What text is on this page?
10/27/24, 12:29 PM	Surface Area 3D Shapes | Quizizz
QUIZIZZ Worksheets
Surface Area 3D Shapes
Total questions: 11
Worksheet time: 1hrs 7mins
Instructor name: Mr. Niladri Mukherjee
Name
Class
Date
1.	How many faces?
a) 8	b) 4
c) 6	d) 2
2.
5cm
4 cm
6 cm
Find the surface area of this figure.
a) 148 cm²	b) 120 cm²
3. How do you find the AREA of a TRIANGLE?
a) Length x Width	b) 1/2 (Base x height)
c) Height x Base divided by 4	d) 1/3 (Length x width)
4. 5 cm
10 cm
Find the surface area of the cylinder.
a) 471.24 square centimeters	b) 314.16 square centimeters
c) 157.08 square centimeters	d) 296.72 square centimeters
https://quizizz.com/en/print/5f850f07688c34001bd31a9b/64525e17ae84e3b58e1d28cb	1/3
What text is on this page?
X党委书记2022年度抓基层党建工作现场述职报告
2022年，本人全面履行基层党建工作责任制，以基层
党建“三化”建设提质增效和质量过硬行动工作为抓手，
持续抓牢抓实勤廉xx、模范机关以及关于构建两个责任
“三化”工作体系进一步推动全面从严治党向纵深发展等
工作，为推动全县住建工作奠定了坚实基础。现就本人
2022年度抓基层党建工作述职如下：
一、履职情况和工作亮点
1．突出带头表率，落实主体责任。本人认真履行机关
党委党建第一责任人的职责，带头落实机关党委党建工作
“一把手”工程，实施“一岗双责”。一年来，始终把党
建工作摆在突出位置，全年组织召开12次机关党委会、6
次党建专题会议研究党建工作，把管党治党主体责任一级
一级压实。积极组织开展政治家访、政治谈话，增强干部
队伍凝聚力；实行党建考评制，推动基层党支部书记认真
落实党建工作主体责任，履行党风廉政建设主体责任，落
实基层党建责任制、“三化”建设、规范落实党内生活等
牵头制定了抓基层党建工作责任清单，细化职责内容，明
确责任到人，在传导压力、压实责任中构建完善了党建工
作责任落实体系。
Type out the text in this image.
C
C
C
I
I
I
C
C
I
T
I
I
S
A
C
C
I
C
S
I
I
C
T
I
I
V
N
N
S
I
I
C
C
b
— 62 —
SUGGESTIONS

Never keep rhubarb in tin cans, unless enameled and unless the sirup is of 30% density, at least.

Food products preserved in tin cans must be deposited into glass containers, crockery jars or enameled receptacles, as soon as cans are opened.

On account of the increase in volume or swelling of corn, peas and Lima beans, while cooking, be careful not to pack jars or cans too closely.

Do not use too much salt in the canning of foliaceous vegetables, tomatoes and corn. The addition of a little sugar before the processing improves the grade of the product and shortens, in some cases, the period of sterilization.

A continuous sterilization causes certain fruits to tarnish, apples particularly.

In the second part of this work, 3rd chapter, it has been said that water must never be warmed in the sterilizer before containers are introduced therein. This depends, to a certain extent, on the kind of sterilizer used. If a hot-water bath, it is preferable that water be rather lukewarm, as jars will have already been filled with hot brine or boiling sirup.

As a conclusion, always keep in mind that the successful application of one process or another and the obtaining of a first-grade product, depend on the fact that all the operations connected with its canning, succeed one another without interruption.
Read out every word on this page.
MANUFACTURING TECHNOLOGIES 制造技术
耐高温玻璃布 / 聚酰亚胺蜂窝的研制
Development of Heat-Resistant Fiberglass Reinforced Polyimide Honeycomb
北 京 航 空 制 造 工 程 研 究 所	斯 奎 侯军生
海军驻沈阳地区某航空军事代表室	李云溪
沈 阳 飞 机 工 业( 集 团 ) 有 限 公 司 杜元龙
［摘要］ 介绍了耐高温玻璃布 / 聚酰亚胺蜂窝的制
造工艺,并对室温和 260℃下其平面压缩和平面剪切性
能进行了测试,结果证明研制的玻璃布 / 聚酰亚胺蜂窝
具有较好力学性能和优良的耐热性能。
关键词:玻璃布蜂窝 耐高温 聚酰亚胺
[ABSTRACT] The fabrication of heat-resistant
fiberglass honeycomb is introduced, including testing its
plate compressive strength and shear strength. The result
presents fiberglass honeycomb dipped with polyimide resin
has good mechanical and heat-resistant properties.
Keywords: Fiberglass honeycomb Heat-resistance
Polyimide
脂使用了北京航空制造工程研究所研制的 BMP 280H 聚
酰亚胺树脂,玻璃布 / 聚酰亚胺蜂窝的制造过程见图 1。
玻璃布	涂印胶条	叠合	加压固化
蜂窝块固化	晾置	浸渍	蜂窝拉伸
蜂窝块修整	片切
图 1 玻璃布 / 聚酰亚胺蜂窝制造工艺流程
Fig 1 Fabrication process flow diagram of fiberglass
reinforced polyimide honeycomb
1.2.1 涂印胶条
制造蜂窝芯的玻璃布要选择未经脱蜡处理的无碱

TASK BRIEF: Reproduce all the data word for word.

OUTPUT FOR THIS EXERCISE:
What text is on this page?
10/27/24, 12:29 PM	Surface Area 3D Shapes | Quizizz
QUIZIZZ Worksheets
Surface Area 3D Shapes
Total questions: 11
Worksheet time: 1hrs 7mins
Instructor name: Mr. Niladri Mukherjee
Name
Class
Date
1.	How many faces?
a) 8	b) 4
c) 6	d) 2
2.
5cm
4 cm
6 cm
Find the surface area of this figure.
a) 148 cm²	b) 120 cm²
3. How do you find the AREA of a TRIANGLE?
a) Length x Width	b) 1/2 (Base x height)
c) Height x Base divided by 4	d) 1/3 (Length x width)
4. 5 cm
10 cm
Find the surface area of the cylinder.
a) 471.24 square centimeters	b) 314.16 square centimeters
c) 157.08 square centimeters	d) 296.72 square centimeters
https://quizizz.com/en/print/5f850f07688c34001bd31a9b/64525e17ae84e3b58e1d28cb	1/3
What text is on this page?
X党委书记2022年度抓基层党建工作现场述职报告
2022年，本人全面履行基层党建工作责任制，以基层
党建“三化”建设提质增效和质量过硬行动工作为抓手，
持续抓牢抓实勤廉xx、模范机关以及关于构建两个责任
“三化”工作体系进一步推动全面从严治党向纵深发展等
工作，为推动全县住建工作奠定了坚实基础。现就本人
2022年度抓基层党建工作述职如下：
一、履职情况和工作亮点
1．突出带头表率，落实主体责任。本人认真履行机关
党委党建第一责任人的职责，带头落实机关党委党建工作
“一把手”工程，实施“一岗双责”。一年来，始终把党
建工作摆在突出位置，全年组织召开12次机关党委会、6
次党建专题会议研究党建工作，把管党治党主体责任一级
一级压实。积极组织开展政治家访、政治谈话，增强干部
队伍凝聚力；实行党建考评制，推动基层党支部书记认真
落实党建工作主体责任，履行党风廉政建设主体责任，落
实基层党建责任制、“三化”建设、规范落实党内生活等
牵头制定了抓基层党建工作责任清单，细化职责内容，明
确责任到人，在传导压力、压实责任中构建完善了党建工
作责任落实体系。
Type out the text in this image.
C
C
C
I
I
I
C
C
I
T
I
I
S
A
C
C
I
C
S
I
I
C
T
I
I
V
N
N
S
I
I
C
C
b
— 62 —
SUGGESTIONS

Never keep rhubarb in tin cans, unless enameled and unless the sirup is of 30% density, at least.

Food products preserved in tin cans must be deposited into glass containers, crockery jars or enameled receptacles, as soon as cans are opened.

On account of the increase in volume or swelling of corn, peas and Lima beans, while cooking, be careful not to pack jars or cans too closely.

Do not use too much salt in the canning of foliaceous vegetables, tomatoes and corn. The addition of a little sugar before the processing improves the grade of the product and shortens, in some cases, the period of sterilization.

A continuous sterilization causes certain fruits to tarnish, apples particularly.

In the second part of this work, 3rd chapter, it has been said that water must never be warmed in the sterilizer before containers are introduced therein. This depends, to a certain extent, on the kind of sterilizer used. If a hot-water bath, it is preferable that water be rather lukewarm, as jars will have already been filled with hot brine or boiling sirup.

As a conclusion, always keep in mind that the successful application of one process or another and the obtaining of a first-grade product, depend on the fact that all the operations connected with its canning, succeed one another without interruption.
Read out every word on this page.
MANUFACTURING TECHNOLOGIES 制造技术
耐高温玻璃布 / 聚酰亚胺蜂窝的研制
Development of Heat-Resistant Fiberglass Reinforced Polyimide Honeycomb
北 京 航 空 制 造 工 程 研 究 所	斯 奎 侯军生
海军驻沈阳地区某航空军事代表室	李云溪
沈 阳 飞 机 工 业( 集 团 ) 有 限 公 司 杜元龙
［摘要］ 介绍了耐高温玻璃布 / 聚酰亚胺蜂窝的制
造工艺,并对室温和 260℃下其平面压缩和平面剪切性
能进行了测试,结果证明研制的玻璃布 / 聚酰亚胺蜂窝
具有较好力学性能和优良的耐热性能。
关键词:玻璃布蜂窝 耐高温 聚酰亚胺
[ABSTRACT] The fabrication of heat-resistant
fiberglass honeycomb is introduced, including testing its
plate compressive strength and shear strength. The result
presents fiberglass honeycomb dipped with polyimide resin
has good mechanical and heat-resistant properties.
Keywords: Fiberglass honeycomb Heat-resistance
Polyimide
脂使用了北京航空制造工程研究所研制的 BMP 280H 聚
酰亚胺树脂,玻璃布 / 聚酰亚胺蜂窝的制造过程见图 1。
玻璃布	涂印胶条	叠合	加压固化
蜂窝块固化	晾置	浸渍	蜂窝拉伸
蜂窝块修整	片切
图 1 玻璃布 / 聚酰亚胺蜂窝制造工艺流程
Fig 1 Fabrication process flow diagram of fiberglass
reinforced polyimide honeycomb
1.2.1 涂印胶条
制造蜂窝芯的玻璃布要选择未经脱蜡处理的无碱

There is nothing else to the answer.